* Task to complete *
Go through the data below. Pull out every line that has the word "this".

Records from a data source
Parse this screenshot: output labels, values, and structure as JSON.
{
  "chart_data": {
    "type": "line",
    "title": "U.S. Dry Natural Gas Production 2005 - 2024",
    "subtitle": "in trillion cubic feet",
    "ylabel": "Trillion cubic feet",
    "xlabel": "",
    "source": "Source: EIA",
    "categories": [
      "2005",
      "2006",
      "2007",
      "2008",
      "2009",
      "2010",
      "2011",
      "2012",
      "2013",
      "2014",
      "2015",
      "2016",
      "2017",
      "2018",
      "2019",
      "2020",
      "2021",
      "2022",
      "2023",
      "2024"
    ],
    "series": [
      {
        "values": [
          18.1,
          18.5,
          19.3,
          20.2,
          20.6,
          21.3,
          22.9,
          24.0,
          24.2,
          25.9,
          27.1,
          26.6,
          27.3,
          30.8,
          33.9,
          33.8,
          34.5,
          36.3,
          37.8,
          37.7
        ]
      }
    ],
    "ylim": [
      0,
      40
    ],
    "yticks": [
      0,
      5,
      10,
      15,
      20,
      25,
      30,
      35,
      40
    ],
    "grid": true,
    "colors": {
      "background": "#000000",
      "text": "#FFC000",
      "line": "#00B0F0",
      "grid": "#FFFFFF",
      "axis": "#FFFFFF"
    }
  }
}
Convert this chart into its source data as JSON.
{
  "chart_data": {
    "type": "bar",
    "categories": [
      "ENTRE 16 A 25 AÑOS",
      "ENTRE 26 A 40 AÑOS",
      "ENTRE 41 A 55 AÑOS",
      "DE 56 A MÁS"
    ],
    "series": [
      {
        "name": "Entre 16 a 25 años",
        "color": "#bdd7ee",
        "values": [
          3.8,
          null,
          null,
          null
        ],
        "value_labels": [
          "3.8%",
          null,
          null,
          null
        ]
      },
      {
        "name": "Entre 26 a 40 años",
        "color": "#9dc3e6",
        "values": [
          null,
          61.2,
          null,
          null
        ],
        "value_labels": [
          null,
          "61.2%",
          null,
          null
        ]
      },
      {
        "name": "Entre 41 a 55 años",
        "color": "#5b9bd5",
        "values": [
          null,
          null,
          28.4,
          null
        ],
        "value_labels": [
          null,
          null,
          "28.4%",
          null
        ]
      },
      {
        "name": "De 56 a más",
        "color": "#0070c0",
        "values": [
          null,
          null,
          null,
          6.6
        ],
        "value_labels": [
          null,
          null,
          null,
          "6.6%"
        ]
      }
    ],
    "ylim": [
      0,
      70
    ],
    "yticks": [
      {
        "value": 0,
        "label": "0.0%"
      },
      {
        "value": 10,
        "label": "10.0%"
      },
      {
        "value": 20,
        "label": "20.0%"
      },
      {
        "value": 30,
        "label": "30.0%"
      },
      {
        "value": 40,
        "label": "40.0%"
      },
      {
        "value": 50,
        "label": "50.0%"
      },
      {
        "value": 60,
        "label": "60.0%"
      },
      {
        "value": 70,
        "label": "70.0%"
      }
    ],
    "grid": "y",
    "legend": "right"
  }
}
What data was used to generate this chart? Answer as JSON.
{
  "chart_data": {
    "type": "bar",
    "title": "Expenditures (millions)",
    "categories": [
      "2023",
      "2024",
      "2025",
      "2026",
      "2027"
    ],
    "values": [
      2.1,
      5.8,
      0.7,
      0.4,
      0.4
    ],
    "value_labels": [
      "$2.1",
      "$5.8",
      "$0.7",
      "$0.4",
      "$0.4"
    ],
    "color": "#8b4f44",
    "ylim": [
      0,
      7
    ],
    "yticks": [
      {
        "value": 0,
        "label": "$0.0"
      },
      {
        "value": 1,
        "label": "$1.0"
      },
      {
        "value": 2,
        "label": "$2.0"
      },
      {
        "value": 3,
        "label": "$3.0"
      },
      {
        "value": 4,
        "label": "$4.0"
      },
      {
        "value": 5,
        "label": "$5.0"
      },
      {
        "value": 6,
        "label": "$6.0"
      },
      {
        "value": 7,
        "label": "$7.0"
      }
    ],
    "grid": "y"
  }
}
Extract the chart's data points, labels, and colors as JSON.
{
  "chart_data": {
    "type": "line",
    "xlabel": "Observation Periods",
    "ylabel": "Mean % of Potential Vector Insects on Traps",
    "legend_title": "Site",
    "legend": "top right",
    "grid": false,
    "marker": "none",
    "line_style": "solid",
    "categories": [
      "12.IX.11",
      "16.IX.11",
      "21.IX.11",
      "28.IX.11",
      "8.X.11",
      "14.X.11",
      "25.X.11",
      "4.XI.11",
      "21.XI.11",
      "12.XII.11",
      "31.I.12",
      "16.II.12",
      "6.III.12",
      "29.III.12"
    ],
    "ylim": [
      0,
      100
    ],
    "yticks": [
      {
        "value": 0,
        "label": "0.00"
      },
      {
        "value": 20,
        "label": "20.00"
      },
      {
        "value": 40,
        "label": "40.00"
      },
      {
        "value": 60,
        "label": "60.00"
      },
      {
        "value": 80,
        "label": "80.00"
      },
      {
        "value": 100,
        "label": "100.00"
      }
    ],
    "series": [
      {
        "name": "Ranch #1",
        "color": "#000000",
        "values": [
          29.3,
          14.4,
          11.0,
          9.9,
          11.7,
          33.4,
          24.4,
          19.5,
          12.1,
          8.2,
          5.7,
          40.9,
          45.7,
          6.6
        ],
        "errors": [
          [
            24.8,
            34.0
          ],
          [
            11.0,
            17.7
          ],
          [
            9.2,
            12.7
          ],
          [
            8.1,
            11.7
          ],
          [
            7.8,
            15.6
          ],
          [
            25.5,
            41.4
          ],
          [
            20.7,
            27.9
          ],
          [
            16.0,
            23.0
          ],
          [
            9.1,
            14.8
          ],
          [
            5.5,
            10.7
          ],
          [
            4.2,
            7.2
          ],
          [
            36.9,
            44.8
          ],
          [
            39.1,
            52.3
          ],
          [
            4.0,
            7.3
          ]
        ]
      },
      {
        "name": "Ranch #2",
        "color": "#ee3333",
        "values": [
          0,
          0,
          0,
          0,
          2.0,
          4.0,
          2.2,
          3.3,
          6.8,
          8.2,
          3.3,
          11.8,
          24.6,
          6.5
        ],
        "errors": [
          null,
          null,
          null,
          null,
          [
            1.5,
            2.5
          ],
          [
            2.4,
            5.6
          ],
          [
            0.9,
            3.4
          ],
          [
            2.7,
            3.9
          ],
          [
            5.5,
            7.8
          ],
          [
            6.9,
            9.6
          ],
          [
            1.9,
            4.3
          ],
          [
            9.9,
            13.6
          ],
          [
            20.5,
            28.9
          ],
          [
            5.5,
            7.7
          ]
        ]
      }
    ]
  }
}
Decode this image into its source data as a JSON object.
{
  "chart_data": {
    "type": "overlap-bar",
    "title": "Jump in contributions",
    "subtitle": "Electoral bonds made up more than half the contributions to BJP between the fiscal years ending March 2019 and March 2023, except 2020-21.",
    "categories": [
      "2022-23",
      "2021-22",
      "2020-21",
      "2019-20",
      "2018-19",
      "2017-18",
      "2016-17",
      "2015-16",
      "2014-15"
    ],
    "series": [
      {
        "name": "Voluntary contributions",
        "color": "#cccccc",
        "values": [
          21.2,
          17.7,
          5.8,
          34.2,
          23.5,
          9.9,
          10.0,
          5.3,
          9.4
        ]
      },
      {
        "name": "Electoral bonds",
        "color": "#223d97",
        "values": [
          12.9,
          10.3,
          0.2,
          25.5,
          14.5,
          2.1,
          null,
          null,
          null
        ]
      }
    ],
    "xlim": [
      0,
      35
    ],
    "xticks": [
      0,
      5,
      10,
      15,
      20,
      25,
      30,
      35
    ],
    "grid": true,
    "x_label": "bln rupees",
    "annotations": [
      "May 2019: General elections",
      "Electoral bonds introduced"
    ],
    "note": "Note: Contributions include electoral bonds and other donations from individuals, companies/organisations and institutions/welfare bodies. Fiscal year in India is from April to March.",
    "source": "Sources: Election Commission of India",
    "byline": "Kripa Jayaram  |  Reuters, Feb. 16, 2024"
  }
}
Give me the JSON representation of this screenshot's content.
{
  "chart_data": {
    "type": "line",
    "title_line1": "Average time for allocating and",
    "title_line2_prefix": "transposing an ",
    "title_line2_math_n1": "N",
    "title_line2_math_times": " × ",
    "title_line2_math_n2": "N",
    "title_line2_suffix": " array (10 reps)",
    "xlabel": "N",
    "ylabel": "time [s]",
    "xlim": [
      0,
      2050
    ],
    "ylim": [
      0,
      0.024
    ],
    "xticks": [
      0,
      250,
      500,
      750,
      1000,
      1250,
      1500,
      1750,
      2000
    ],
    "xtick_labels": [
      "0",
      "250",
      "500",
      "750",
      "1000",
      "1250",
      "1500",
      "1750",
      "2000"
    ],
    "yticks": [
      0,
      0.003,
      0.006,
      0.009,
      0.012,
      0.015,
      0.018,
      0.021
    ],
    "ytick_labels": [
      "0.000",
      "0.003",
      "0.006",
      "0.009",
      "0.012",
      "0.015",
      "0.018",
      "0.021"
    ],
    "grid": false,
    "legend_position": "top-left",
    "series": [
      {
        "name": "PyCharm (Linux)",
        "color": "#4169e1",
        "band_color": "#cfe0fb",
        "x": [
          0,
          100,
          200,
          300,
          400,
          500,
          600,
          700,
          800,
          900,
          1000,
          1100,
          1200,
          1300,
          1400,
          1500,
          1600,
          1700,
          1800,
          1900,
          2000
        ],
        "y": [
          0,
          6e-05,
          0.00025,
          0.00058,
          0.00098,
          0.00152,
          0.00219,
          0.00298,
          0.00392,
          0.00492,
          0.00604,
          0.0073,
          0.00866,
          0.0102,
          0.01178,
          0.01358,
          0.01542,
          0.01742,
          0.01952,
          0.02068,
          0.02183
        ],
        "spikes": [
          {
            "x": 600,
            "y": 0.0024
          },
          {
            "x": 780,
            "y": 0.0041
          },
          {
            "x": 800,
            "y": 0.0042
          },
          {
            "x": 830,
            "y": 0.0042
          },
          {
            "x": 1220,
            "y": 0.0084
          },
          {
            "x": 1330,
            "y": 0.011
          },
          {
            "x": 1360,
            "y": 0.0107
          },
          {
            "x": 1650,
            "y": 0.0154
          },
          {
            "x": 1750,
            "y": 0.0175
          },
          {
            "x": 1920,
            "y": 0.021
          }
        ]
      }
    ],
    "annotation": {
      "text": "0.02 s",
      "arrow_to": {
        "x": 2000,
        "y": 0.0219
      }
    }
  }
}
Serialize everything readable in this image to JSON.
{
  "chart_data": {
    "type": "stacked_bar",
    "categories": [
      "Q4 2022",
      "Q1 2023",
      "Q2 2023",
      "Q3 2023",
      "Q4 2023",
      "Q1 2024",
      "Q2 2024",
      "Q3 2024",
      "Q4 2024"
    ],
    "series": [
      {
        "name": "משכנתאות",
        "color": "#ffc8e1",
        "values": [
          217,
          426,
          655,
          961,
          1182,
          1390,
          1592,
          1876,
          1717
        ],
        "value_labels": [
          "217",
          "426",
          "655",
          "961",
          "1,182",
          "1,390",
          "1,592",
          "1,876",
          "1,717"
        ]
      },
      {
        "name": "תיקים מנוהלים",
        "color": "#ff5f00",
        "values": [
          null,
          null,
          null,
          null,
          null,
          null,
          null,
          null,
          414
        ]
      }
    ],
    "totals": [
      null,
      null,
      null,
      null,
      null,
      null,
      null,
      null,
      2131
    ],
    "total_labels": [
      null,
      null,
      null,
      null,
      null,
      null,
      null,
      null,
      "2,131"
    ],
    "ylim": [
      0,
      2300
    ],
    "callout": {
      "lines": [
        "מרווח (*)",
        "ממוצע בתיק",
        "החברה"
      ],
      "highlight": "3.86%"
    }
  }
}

* Output below *
Parse this screenshot: output labels, values, and structure as JSON.
Convert this chart into its source data as JSON.
What data was used to generate this chart? Answer as JSON.
Decode this image into its source data as a JSON object.
Give me the JSON representation of this screenshot's content.
Serialize everything readable in this image to JSON.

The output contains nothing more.